SUPPLIED DATA ::
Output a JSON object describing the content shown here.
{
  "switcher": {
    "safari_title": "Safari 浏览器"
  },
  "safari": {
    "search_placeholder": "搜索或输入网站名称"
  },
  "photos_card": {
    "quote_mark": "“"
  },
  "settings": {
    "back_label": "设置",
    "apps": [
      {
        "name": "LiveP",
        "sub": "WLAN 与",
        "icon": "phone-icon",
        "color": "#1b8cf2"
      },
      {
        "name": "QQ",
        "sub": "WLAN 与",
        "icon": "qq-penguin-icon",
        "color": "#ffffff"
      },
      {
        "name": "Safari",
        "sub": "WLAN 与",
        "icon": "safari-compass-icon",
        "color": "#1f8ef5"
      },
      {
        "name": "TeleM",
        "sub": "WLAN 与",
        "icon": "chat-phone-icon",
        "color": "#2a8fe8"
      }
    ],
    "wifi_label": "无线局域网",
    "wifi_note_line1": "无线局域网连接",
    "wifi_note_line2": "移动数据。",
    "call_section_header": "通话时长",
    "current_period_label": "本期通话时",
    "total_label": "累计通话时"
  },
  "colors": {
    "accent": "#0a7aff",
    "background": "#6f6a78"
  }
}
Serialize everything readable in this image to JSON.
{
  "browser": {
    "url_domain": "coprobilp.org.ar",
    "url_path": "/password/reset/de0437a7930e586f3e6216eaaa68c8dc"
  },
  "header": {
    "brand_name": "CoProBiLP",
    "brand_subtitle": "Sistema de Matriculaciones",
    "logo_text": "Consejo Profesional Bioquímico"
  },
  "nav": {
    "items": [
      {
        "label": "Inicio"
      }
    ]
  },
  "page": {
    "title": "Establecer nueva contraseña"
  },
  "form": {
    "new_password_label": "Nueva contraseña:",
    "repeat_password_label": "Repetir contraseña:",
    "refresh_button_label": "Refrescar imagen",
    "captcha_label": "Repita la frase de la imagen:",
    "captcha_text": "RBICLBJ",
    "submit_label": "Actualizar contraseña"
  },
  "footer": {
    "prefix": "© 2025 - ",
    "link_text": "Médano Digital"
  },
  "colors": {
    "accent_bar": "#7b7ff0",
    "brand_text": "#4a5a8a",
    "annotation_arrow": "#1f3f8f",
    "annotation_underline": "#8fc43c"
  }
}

EXERCISE PROMPT ::
Exact copies of all the records are required.

SOLUTION TO THE EXERCISE ::
Output a JSON object describing the content shown here.
{
  "switcher": {
    "safari_title": "Safari 浏览器"
  },
  "safari": {
    "search_placeholder": "搜索或输入网站名称"
  },
  "photos_card": {
    "quote_mark": "“"
  },
  "settings": {
    "back_label": "设置",
    "apps": [
      {
        "name": "LiveP",
        "sub": "WLAN 与",
        "icon": "phone-icon",
        "color": "#1b8cf2"
      },
      {
        "name": "QQ",
        "sub": "WLAN 与",
        "icon": "qq-penguin-icon",
        "color": "#ffffff"
      },
      {
        "name": "Safari",
        "sub": "WLAN 与",
        "icon": "safari-compass-icon",
        "color": "#1f8ef5"
      },
      {
        "name": "TeleM",
        "sub": "WLAN 与",
        "icon": "chat-phone-icon",
        "color": "#2a8fe8"
      }
    ],
    "wifi_label": "无线局域网",
    "wifi_note_line1": "无线局域网连接",
    "wifi_note_line2": "移动数据。",
    "call_section_header": "通话时长",
    "current_period_label": "本期通话时",
    "total_label": "累计通话时"
  },
  "colors": {
    "accent": "#0a7aff",
    "background": "#6f6a78"
  }
}
Serialize everything readable in this image to JSON.
{
  "browser": {
    "url_domain": "coprobilp.org.ar",
    "url_path": "/password/reset/de0437a7930e586f3e6216eaaa68c8dc"
  },
  "header": {
    "brand_name": "CoProBiLP",
    "brand_subtitle": "Sistema de Matriculaciones",
    "logo_text": "Consejo Profesional Bioquímico"
  },
  "nav": {
    "items": [
      {
        "label": "Inicio"
      }
    ]
  },
  "page": {
    "title": "Establecer nueva contraseña"
  },
  "form": {
    "new_password_label": "Nueva contraseña:",
    "repeat_password_label": "Repetir contraseña:",
    "refresh_button_label": "Refrescar imagen",
    "captcha_label": "Repita la frase de la imagen:",
    "captcha_text": "RBICLBJ",
    "submit_label": "Actualizar contraseña"
  },
  "footer": {
    "prefix": "© 2025 - ",
    "link_text": "Médano Digital"
  },
  "colors": {
    "accent_bar": "#7b7ff0",
    "brand_text": "#4a5a8a",
    "annotation_arrow": "#1f3f8f",
    "annotation_underline": "#8fc43c"
  }
}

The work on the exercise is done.